---------- Data supplied

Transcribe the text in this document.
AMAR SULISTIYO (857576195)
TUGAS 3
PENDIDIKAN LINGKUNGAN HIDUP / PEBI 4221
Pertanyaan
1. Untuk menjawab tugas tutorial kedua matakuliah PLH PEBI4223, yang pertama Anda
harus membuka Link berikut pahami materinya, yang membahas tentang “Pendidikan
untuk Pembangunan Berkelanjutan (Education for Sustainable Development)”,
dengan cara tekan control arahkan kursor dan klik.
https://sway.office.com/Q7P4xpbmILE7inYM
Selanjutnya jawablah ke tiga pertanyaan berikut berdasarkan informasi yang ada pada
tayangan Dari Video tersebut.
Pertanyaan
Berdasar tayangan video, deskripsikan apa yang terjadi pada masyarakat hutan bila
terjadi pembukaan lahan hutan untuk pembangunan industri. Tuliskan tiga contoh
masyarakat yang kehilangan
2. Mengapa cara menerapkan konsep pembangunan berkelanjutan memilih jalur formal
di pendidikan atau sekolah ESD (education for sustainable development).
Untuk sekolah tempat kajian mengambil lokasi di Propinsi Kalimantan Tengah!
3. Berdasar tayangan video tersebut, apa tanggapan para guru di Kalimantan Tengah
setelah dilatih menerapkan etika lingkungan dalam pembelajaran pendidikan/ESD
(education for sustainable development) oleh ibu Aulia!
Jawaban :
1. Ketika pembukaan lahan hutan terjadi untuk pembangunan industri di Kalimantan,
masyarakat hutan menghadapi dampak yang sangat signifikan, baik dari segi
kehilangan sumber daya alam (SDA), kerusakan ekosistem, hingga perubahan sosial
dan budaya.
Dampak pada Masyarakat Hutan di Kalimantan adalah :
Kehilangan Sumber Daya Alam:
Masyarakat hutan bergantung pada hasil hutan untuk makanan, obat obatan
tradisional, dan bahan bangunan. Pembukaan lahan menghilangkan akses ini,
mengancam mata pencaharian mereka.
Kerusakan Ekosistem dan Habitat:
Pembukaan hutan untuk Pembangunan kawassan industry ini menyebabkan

--------------------

▶ **Task goal**
From the records above, extract every entry verbatim.

▶ **The output**
Transcribe the text in this document.
AMAR SULISTIYO (857576195)
TUGAS 3
PENDIDIKAN LINGKUNGAN HIDUP / PEBI 4221
Pertanyaan
1. Untuk menjawab tugas tutorial kedua matakuliah PLH PEBI4223, yang pertama Anda
harus membuka Link berikut pahami materinya, yang membahas tentang “Pendidikan
untuk Pembangunan Berkelanjutan (Education for Sustainable Development)”,
dengan cara tekan control arahkan kursor dan klik.
https://sway.office.com/Q7P4xpbmILE7inYM
Selanjutnya jawablah ke tiga pertanyaan berikut berdasarkan informasi yang ada pada
tayangan Dari Video tersebut.
Pertanyaan
Berdasar tayangan video, deskripsikan apa yang terjadi pada masyarakat hutan bila
terjadi pembukaan lahan hutan untuk pembangunan industri. Tuliskan tiga contoh
masyarakat yang kehilangan
2. Mengapa cara menerapkan konsep pembangunan berkelanjutan memilih jalur formal
di pendidikan atau sekolah ESD (education for sustainable development).
Untuk sekolah tempat kajian mengambil lokasi di Propinsi Kalimantan Tengah!
3. Berdasar tayangan video tersebut, apa tanggapan para guru di Kalimantan Tengah
setelah dilatih menerapkan etika lingkungan dalam pembelajaran pendidikan/ESD
(education for sustainable development) oleh ibu Aulia!
Jawaban :
1. Ketika pembukaan lahan hutan terjadi untuk pembangunan industri di Kalimantan,
masyarakat hutan menghadapi dampak yang sangat signifikan, baik dari segi
kehilangan sumber daya alam (SDA), kerusakan ekosistem, hingga perubahan sosial
dan budaya.
Dampak pada Masyarakat Hutan di Kalimantan adalah :
Kehilangan Sumber Daya Alam:
Masyarakat hutan bergantung pada hasil hutan untuk makanan, obat obatan
tradisional, dan bahan bangunan. Pembukaan lahan menghilangkan akses ini,
mengancam mata pencaharian mereka.
Kerusakan Ekosistem dan Habitat:
Pembukaan hutan untuk Pembangunan kawassan industry ini menyebabkan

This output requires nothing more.